What needs to be done: Every entry needs to be duplicated exactly.

Raw data:
----
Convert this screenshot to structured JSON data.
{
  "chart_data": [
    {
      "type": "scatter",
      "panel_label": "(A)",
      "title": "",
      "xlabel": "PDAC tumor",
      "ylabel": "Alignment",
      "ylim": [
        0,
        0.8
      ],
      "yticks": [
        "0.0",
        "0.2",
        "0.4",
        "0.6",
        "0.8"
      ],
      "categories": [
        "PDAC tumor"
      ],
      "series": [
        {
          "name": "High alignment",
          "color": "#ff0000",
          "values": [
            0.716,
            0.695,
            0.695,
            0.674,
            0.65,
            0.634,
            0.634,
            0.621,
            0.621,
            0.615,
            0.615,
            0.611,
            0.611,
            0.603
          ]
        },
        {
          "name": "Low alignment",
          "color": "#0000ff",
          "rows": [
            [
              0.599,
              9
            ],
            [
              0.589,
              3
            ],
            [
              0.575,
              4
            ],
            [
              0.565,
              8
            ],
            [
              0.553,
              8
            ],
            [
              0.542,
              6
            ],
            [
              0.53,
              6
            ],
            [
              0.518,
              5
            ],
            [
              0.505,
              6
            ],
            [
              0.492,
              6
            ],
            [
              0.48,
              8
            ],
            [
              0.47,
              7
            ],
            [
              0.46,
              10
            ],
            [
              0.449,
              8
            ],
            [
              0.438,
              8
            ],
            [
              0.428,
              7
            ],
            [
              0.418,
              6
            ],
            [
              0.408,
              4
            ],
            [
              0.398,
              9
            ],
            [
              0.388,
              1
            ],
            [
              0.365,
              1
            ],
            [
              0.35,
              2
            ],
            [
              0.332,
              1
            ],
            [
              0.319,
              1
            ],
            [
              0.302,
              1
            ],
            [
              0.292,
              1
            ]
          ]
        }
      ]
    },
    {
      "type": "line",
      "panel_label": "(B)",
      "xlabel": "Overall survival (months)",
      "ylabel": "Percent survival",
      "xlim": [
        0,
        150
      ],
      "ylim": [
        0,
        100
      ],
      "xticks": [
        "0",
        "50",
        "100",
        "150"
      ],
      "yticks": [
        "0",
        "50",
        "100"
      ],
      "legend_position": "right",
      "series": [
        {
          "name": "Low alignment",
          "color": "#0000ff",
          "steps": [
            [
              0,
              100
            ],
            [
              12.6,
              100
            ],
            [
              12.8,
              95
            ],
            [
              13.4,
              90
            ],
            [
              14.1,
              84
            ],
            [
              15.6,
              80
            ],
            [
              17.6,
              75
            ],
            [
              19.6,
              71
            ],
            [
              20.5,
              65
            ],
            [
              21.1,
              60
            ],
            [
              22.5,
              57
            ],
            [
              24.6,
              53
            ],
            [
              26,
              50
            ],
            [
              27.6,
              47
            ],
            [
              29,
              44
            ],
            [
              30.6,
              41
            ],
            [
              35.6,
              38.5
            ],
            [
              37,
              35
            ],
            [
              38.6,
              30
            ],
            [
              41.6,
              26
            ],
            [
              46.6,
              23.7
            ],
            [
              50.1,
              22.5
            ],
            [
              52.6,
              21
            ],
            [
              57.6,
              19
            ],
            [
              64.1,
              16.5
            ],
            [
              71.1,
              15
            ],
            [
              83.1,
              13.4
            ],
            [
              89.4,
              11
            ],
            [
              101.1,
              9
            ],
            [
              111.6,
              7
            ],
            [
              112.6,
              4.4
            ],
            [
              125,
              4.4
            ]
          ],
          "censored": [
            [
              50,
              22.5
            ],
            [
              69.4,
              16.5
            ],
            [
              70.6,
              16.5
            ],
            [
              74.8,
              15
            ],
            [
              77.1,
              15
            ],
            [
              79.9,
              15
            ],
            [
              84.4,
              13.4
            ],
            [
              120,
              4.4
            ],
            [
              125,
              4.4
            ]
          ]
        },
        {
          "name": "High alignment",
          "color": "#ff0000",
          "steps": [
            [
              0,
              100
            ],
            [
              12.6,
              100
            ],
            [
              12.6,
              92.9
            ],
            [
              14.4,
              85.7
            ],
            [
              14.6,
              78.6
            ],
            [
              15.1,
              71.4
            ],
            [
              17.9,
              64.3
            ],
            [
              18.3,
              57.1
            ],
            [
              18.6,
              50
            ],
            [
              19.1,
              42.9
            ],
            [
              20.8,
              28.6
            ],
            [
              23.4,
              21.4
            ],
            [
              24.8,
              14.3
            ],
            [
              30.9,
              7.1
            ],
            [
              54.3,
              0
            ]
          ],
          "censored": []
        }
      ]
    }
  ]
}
----
Result of the exercise:
Convert this screenshot to structured JSON data.
{
  "chart_data": [
    {
      "type": "scatter",
      "panel_label": "(A)",
      "title": "",
      "xlabel": "PDAC tumor",
      "ylabel": "Alignment",
      "ylim": [
        0,
        0.8
      ],
      "yticks": [
        "0.0",
        "0.2",
        "0.4",
        "0.6",
        "0.8"
      ],
      "categories": [
        "PDAC tumor"
      ],
      "series": [
        {
          "name": "High alignment",
          "color": "#ff0000",
          "values": [
            0.716,
            0.695,
            0.695,
            0.674,
            0.65,
            0.634,
            0.634,
            0.621,
            0.621,
            0.615,
            0.615,
            0.611,
            0.611,
            0.603
          ]
        },
        {
          "name": "Low alignment",
          "color": "#0000ff",
          "rows": [
            [
              0.599,
              9
            ],
            [
              0.589,
              3
            ],
            [
              0.575,
              4
            ],
            [
              0.565,
              8
            ],
            [
              0.553,
              8
            ],
            [
              0.542,
              6
            ],
            [
              0.53,
              6
            ],
            [
              0.518,
              5
            ],
            [
              0.505,
              6
            ],
            [
              0.492,
              6
            ],
            [
              0.48,
              8
            ],
            [
              0.47,
              7
            ],
            [
              0.46,
              10
            ],
            [
              0.449,
              8
            ],
            [
              0.438,
              8
            ],
            [
              0.428,
              7
            ],
            [
              0.418,
              6
            ],
            [
              0.408,
              4
            ],
            [
              0.398,
              9
            ],
            [
              0.388,
              1
            ],
            [
              0.365,
              1
            ],
            [
              0.35,
              2
            ],
            [
              0.332,
              1
            ],
            [
              0.319,
              1
            ],
            [
              0.302,
              1
            ],
            [
              0.292,
              1
            ]
          ]
        }
      ]
    },
    {
      "type": "line",
      "panel_label": "(B)",
      "xlabel": "Overall survival (months)",
      "ylabel": "Percent survival",
      "xlim": [
        0,
        150
      ],
      "ylim": [
        0,
        100
      ],
      "xticks": [
        "0",
        "50",
        "100",
        "150"
      ],
      "yticks": [
        "0",
        "50",
        "100"
      ],
      "legend_position": "right",
      "series": [
        {
          "name": "Low alignment",
          "color": "#0000ff",
          "steps": [
            [
              0,
              100
            ],
            [
              12.6,
              100
            ],
            [
              12.8,
              95
            ],
            [
              13.4,
              90
            ],
            [
              14.1,
              84
            ],
            [
              15.6,
              80
            ],
            [
              17.6,
              75
            ],
            [
              19.6,
              71
            ],
            [
              20.5,
              65
            ],
            [
              21.1,
              60
            ],
            [
              22.5,
              57
            ],
            [
              24.6,
              53
            ],
            [
              26,
              50
            ],
            [
              27.6,
              47
            ],
            [
              29,
              44
            ],
            [
              30.6,
              41
            ],
            [
              35.6,
              38.5
            ],
            [
              37,
              35
            ],
            [
              38.6,
              30
            ],
            [
              41.6,
              26
            ],
            [
              46.6,
              23.7
            ],
            [
              50.1,
              22.5
            ],
            [
              52.6,
              21
            ],
            [
              57.6,
              19
            ],
            [
              64.1,
              16.5
            ],
            [
              71.1,
              15
            ],
            [
              83.1,
              13.4
            ],
            [
              89.4,
              11
            ],
            [
              101.1,
              9
            ],
            [
              111.6,
              7
            ],
            [
              112.6,
              4.4
            ],
            [
              125,
              4.4
            ]
          ],
          "censored": [
            [
              50,
              22.5
            ],
            [
              69.4,
              16.5
            ],
            [
              70.6,
              16.5
            ],
            [
              74.8,
              15
            ],
            [
              77.1,
              15
            ],
            [
              79.9,
              15
            ],
            [
              84.4,
              13.4
            ],
            [
              120,
              4.4
            ],
            [
              125,
              4.4
            ]
          ]
        },
        {
          "name": "High alignment",
          "color": "#ff0000",
          "steps": [
            [
              0,
              100
            ],
            [
              12.6,
              100
            ],
            [
              12.6,
              92.9
            ],
            [
              14.4,
              85.7
            ],
            [
              14.6,
              78.6
            ],
            [
              15.1,
              71.4
            ],
            [
              17.9,
              64.3
            ],
            [
              18.3,
              57.1
            ],
            [
              18.6,
              50
            ],
            [
              19.1,
              42.9
            ],
            [
              20.8,
              28.6
            ],
            [
              23.4,
              21.4
            ],
            [
              24.8,
              14.3
            ],
            [
              30.9,
              7.1
            ],
            [
              54.3,
              0
            ]
          ],
          "censored": []
        }
      ]
    }
  ]
}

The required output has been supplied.